- Instructions to follow
Output the full listing below exactly, without the pictures.
========================================================================
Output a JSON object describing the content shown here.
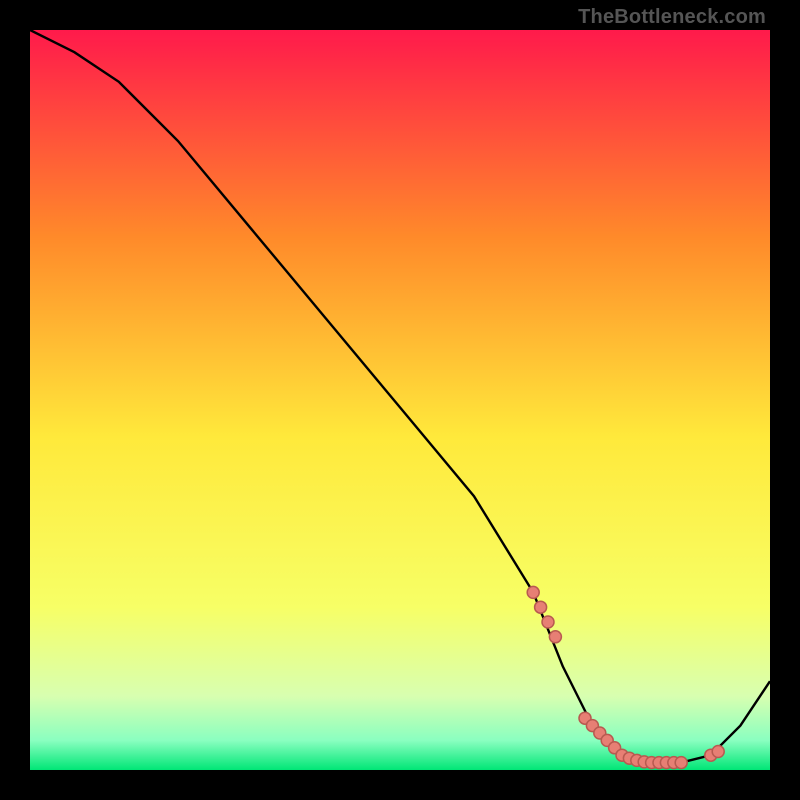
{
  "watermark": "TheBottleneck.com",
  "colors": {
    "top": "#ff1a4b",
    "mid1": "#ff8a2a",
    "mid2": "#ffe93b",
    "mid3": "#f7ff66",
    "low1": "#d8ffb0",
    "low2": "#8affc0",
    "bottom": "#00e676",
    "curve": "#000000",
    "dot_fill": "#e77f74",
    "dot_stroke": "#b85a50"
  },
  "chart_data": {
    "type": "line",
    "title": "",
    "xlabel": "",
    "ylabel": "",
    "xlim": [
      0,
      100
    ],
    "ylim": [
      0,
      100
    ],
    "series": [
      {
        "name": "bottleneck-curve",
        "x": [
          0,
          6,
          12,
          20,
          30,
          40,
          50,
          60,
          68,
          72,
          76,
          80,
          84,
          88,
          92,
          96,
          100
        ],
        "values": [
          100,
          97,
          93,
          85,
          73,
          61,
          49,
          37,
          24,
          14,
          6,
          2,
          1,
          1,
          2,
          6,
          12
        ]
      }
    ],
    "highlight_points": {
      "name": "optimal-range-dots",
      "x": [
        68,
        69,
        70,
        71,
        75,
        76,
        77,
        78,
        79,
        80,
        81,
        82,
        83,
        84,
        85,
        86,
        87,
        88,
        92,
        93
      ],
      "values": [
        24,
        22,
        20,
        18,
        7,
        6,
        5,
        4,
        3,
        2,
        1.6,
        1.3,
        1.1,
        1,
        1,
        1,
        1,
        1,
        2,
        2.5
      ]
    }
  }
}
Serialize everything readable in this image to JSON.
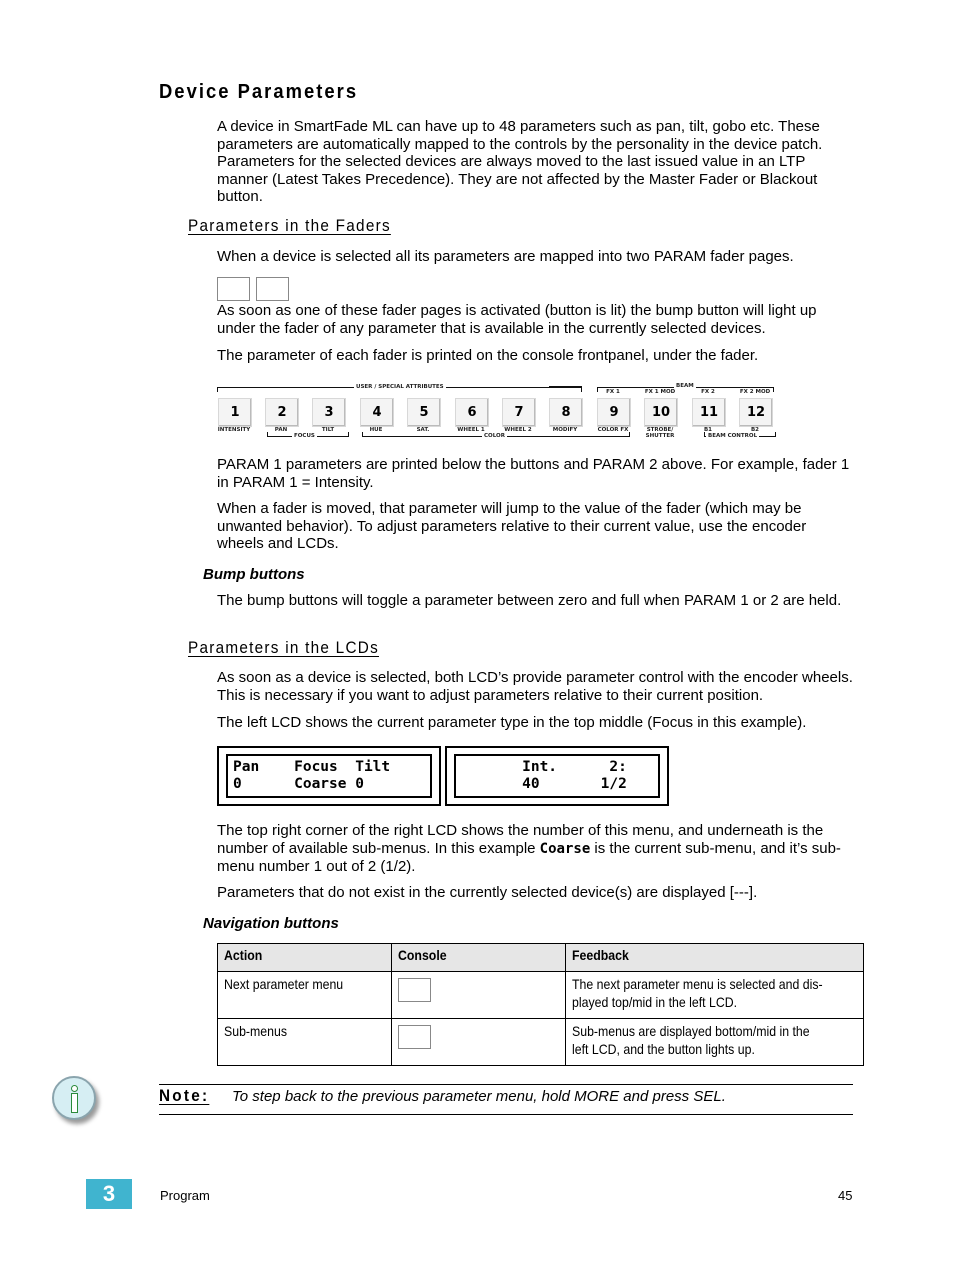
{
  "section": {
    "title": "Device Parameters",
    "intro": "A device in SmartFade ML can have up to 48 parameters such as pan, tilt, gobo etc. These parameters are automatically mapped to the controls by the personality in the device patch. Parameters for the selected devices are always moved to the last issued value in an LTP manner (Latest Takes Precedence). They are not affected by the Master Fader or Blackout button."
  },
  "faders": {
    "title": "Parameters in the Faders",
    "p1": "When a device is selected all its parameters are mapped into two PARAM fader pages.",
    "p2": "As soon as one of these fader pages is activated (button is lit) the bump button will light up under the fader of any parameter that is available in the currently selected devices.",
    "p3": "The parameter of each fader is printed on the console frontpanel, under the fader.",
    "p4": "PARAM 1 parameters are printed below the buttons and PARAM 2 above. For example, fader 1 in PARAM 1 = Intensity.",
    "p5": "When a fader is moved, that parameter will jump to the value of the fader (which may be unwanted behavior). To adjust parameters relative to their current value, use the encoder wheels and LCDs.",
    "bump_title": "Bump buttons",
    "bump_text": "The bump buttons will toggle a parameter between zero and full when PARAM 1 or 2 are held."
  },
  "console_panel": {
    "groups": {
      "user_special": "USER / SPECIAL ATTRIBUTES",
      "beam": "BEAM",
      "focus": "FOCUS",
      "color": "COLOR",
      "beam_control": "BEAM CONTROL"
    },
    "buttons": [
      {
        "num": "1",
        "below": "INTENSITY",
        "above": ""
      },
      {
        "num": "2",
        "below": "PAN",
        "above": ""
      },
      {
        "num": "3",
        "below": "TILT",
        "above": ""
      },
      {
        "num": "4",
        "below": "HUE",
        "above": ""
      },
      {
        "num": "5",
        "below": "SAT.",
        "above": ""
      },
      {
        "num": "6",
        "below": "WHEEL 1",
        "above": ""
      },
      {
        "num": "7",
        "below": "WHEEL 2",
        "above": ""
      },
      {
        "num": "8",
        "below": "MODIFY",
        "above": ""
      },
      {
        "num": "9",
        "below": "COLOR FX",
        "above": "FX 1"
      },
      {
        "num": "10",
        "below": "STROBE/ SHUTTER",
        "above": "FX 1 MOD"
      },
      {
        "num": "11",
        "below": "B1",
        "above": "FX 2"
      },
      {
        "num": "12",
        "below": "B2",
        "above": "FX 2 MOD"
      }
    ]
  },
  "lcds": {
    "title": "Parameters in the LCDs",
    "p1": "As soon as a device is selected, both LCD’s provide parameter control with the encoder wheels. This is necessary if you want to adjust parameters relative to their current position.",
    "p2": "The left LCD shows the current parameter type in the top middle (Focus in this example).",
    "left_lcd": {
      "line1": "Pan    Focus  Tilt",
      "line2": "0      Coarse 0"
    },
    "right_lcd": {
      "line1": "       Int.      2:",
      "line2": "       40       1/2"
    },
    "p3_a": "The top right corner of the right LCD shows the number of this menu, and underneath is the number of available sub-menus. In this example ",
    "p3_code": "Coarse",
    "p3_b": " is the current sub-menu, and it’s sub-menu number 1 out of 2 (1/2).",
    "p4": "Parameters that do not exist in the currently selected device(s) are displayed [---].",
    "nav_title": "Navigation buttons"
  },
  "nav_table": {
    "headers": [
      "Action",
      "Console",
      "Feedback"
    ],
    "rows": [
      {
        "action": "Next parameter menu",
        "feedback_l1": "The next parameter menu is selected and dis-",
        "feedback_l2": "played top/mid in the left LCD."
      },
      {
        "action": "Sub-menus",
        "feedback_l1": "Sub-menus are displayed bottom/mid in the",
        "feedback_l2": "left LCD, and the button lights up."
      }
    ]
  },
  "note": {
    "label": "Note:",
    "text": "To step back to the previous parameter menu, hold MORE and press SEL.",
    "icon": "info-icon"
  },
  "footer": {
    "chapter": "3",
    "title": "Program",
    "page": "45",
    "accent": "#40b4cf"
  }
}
========================================================================
- In response
Output a JSON object describing the content shown here.
{
  "watermark": "TheBottleneck.com",
  "colors": {
    "top": "#ff1a4b",
    "mid1": "#ff8a2a",
    "mid2": "#ffe93b",
    "mid3": "#f7ff66",
    "low1": "#d8ffb0",
    "low2": "#8affc0",
    "bottom": "#00e676",
    "curve": "#000000",
    "dot_fill": "#e77f74",
    "dot_stroke": "#b85a50"
  },
  "chart_data": {
    "type": "line",
    "title": "",
    "xlabel": "",
    "ylabel": "",
    "xlim": [
      0,
      100
    ],
    "ylim": [
      0,
      100
    ],
    "series": [
      {
        "name": "bottleneck-curve",
        "x": [
          0,
          6,
          12,
          20,
          30,
          40,
          50,
          60,
          68,
          72,
          76,
          80,
          84,
          88,
          92,
          96,
          100
        ],
        "values": [
          100,
          97,
          93,
          85,
          73,
          61,
          49,
          37,
          24,
          14,
          6,
          2,
          1,
          1,
          2,
          6,
          12
        ]
      }
    ],
    "highlight_points": {
      "name": "optimal-range-dots",
      "x": [
        68,
        69,
        70,
        71,
        75,
        76,
        77,
        78,
        79,
        80,
        81,
        82,
        83,
        84,
        85,
        86,
        87,
        88,
        92,
        93
      ],
      "values": [
        24,
        22,
        20,
        18,
        7,
        6,
        5,
        4,
        3,
        2,
        1.6,
        1.3,
        1.1,
        1,
        1,
        1,
        1,
        1,
        2,
        2.5
      ]
    }
  }
}
Serialize everything readable in this image to JSON.
{
  "section": {
    "title": "Device Parameters",
    "intro": "A device in SmartFade ML can have up to 48 parameters such as pan, tilt, gobo etc. These parameters are automatically mapped to the controls by the personality in the device patch. Parameters for the selected devices are always moved to the last issued value in an LTP manner (Latest Takes Precedence). They are not affected by the Master Fader or Blackout button."
  },
  "faders": {
    "title": "Parameters in the Faders",
    "p1": "When a device is selected all its parameters are mapped into two PARAM fader pages.",
    "p2": "As soon as one of these fader pages is activated (button is lit) the bump button will light up under the fader of any parameter that is available in the currently selected devices.",
    "p3": "The parameter of each fader is printed on the console frontpanel, under the fader.",
    "p4": "PARAM 1 parameters are printed below the buttons and PARAM 2 above. For example, fader 1 in PARAM 1 = Intensity.",
    "p5": "When a fader is moved, that parameter will jump to the value of the fader (which may be unwanted behavior). To adjust parameters relative to their current value, use the encoder wheels and LCDs.",
    "bump_title": "Bump buttons",
    "bump_text": "The bump buttons will toggle a parameter between zero and full when PARAM 1 or 2 are held."
  },
  "console_panel": {
    "groups": {
      "user_special": "USER / SPECIAL ATTRIBUTES",
      "beam": "BEAM",
      "focus": "FOCUS",
      "color": "COLOR",
      "beam_control": "BEAM CONTROL"
    },
    "buttons": [
      {
        "num": "1",
        "below": "INTENSITY",
        "above": ""
      },
      {
        "num": "2",
        "below": "PAN",
        "above": ""
      },
      {
        "num": "3",
        "below": "TILT",
        "above": ""
      },
      {
        "num": "4",
        "below": "HUE",
        "above": ""
      },
      {
        "num": "5",
        "below": "SAT.",
        "above": ""
      },
      {
        "num": "6",
        "below": "WHEEL 1",
        "above": ""
      },
      {
        "num": "7",
        "below": "WHEEL 2",
        "above": ""
      },
      {
        "num": "8",
        "below": "MODIFY",
        "above": ""
      },
      {
        "num": "9",
        "below": "COLOR FX",
        "above": "FX 1"
      },
      {
        "num": "10",
        "below": "STROBE/ SHUTTER",
        "above": "FX 1 MOD"
      },
      {
        "num": "11",
        "below": "B1",
        "above": "FX 2"
      },
      {
        "num": "12",
        "below": "B2",
        "above": "FX 2 MOD"
      }
    ]
  },
  "lcds": {
    "title": "Parameters in the LCDs",
    "p1": "As soon as a device is selected, both LCD’s provide parameter control with the encoder wheels. This is necessary if you want to adjust parameters relative to their current position.",
    "p2": "The left LCD shows the current parameter type in the top middle (Focus in this example).",
    "left_lcd": {
      "line1": "Pan    Focus  Tilt",
      "line2": "0      Coarse 0"
    },
    "right_lcd": {
      "line1": "       Int.      2:",
      "line2": "       40       1/2"
    },
    "p3_a": "The top right corner of the right LCD shows the number of this menu, and underneath is the number of available sub-menus. In this example ",
    "p3_code": "Coarse",
    "p3_b": " is the current sub-menu, and it’s sub-menu number 1 out of 2 (1/2).",
    "p4": "Parameters that do not exist in the currently selected device(s) are displayed [---].",
    "nav_title": "Navigation buttons"
  },
  "nav_table": {
    "headers": [
      "Action",
      "Console",
      "Feedback"
    ],
    "rows": [
      {
        "action": "Next parameter menu",
        "feedback_l1": "The next parameter menu is selected and dis-",
        "feedback_l2": "played top/mid in the left LCD."
      },
      {
        "action": "Sub-menus",
        "feedback_l1": "Sub-menus are displayed bottom/mid in the",
        "feedback_l2": "left LCD, and the button lights up."
      }
    ]
  },
  "note": {
    "label": "Note:",
    "text": "To step back to the previous parameter menu, hold MORE and press SEL.",
    "icon": "info-icon"
  },
  "footer": {
    "chapter": "3",
    "title": "Program",
    "page": "45",
    "accent": "#40b4cf"
  }
}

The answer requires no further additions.